**Aim 1**. Using the comments about Stan Pounds, decide whether each statement below agrees with the text. Answer yes or no for each, and quote the words of the text that settle it. (a) The first commenter was put in a holding cell by Stan Pounds for a curfew violation. (b) The commenter who signs as his daughter says she knew her father well. (c) The last commenter worked with Stan in the Homicide Division.
**Aim 2**. The last of the comments about Stan Pounds says he managed some things besides his police work. List all of them.

Start Excerpt

Stan Pounds put my friends and I in a holding cell for curfew violation. And more than once he blessed us with his presence at Mildred's Palace, and underage gay disco. We had a love/hate relationship with him in those days. Ultimately, I think we knew he was concerned about our safety. I suppose it says something that he is a legend among police among the older LGBTQ population in Portland. Party on, Stan!

Andrea Lafayette
Former teen-age curfew violater who experienced Officer Pounds

April 16, 2018

thank you all u have talked about my father i never knew him i know he was a great wounderful man thank for your thoughts

his daugeter

lbsstan
daugter

February 23, 2014

Stan and I worked together in '81-'82, patrolling on foot and in an unmarked unit in the downtown core area. We later worked together in the Drug and Vice Division as Vice Investigators. He was high energy with an amazing work ethic. Besides working harder than most officers at work, he managed multiple rental units, apartments, and commercial enterprises, that he had accumulated through hard work and keen business acumen. I remember him holding me back from driving up on a purse snatcher that was being dealt with by citizens, who had ran him down, after he knocked down an elderly woman. Stan said, "let justice take its course," and after a good thumping by the citizenry, he told me to roll in and thank those citizens for "getting involved."

End Excerpt
Start Dataset entries

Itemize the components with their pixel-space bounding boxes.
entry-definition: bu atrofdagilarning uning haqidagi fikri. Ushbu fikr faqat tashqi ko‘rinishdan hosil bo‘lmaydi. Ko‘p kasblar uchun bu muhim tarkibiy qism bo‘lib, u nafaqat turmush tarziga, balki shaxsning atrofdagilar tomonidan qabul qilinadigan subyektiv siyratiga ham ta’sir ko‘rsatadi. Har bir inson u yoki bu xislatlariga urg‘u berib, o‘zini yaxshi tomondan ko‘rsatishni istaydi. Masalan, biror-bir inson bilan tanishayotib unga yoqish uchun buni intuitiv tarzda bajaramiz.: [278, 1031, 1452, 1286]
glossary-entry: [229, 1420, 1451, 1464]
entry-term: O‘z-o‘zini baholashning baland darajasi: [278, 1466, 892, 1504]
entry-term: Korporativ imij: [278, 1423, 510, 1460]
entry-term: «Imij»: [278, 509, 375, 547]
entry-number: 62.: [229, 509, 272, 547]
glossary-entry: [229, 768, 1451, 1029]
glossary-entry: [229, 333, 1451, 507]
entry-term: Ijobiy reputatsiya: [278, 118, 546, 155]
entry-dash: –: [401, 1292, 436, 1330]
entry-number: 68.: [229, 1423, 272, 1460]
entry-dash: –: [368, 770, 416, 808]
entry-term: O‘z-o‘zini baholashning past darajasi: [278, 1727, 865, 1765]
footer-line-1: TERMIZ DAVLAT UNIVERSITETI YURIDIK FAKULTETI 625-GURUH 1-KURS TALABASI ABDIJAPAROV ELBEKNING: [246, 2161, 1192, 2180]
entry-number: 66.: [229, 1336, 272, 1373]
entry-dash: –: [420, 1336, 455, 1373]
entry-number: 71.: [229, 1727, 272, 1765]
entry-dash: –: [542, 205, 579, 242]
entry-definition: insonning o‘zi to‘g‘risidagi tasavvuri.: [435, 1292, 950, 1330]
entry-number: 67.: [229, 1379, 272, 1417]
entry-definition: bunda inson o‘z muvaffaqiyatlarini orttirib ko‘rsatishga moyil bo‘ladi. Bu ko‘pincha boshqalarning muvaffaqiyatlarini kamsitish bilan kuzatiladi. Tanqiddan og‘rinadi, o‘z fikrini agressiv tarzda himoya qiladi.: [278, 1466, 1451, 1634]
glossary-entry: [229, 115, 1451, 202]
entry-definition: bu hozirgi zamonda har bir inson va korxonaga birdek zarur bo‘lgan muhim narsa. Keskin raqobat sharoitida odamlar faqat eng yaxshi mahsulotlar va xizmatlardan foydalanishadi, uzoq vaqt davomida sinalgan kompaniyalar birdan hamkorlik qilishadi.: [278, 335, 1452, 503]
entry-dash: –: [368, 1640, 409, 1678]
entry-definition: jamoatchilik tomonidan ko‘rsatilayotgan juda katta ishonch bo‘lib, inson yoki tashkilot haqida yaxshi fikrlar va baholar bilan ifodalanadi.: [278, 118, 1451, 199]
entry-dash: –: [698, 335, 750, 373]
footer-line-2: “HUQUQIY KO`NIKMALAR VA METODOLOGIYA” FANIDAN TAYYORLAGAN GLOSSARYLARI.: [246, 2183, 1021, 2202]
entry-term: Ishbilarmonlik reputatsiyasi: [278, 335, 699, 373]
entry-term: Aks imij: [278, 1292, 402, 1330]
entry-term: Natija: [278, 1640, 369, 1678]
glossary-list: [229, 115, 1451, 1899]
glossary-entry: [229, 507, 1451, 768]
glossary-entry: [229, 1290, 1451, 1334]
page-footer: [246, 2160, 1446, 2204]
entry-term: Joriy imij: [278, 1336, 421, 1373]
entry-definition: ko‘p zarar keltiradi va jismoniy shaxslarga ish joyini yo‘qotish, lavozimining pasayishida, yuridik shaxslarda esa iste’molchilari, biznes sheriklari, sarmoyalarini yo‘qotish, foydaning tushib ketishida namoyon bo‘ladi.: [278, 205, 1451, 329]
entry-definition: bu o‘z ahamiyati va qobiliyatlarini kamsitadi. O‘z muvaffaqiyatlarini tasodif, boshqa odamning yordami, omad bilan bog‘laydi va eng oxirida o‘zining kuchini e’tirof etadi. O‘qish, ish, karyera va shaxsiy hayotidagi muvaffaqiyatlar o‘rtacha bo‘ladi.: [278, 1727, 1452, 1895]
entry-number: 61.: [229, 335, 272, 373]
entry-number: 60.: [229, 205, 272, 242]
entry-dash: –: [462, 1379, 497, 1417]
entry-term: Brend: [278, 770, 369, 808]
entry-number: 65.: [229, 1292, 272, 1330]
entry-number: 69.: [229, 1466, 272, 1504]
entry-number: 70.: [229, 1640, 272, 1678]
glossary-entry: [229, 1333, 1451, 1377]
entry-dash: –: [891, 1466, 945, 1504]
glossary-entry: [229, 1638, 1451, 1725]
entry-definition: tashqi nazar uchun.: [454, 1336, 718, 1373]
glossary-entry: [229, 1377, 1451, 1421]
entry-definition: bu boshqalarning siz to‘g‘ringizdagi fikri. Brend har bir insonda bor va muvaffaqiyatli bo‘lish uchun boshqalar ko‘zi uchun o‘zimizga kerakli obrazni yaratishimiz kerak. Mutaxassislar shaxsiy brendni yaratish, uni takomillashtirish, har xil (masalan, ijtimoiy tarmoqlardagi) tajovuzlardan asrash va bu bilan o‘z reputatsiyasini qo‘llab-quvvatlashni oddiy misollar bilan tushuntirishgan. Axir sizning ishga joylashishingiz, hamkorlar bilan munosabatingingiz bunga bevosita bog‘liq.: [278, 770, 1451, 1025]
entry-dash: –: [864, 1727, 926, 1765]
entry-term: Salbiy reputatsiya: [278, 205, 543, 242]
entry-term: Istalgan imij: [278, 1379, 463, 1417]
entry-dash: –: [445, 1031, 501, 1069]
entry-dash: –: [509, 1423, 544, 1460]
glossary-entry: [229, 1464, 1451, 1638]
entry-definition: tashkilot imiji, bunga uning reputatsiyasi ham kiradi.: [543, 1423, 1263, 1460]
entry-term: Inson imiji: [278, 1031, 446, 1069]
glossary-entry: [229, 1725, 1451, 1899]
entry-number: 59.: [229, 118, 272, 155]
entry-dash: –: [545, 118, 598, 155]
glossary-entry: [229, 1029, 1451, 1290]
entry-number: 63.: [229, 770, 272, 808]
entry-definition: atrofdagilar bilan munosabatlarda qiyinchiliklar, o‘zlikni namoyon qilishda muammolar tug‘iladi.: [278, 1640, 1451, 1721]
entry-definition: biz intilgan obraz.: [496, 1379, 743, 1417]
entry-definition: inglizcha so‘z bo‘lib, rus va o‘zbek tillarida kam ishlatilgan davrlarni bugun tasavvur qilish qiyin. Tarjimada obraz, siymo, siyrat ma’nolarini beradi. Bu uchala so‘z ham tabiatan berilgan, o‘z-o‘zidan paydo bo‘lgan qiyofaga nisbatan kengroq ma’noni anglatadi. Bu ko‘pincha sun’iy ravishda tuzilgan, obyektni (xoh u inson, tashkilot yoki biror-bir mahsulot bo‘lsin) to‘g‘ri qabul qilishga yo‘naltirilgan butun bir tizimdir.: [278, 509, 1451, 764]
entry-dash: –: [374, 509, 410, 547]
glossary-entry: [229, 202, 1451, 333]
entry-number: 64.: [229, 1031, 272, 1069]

End Dataset entries

**Task solution 1**.
(a) Yes: "Stan Pounds put my friends and I in a holding cell for curfew violation."
(b) No: "i never knew him"
(c) No: "We later worked together in the Drug and Vice Division as Vice Investigators."

**Task solution 2**.
- multiple rental units
- apartments
- commercial enterprises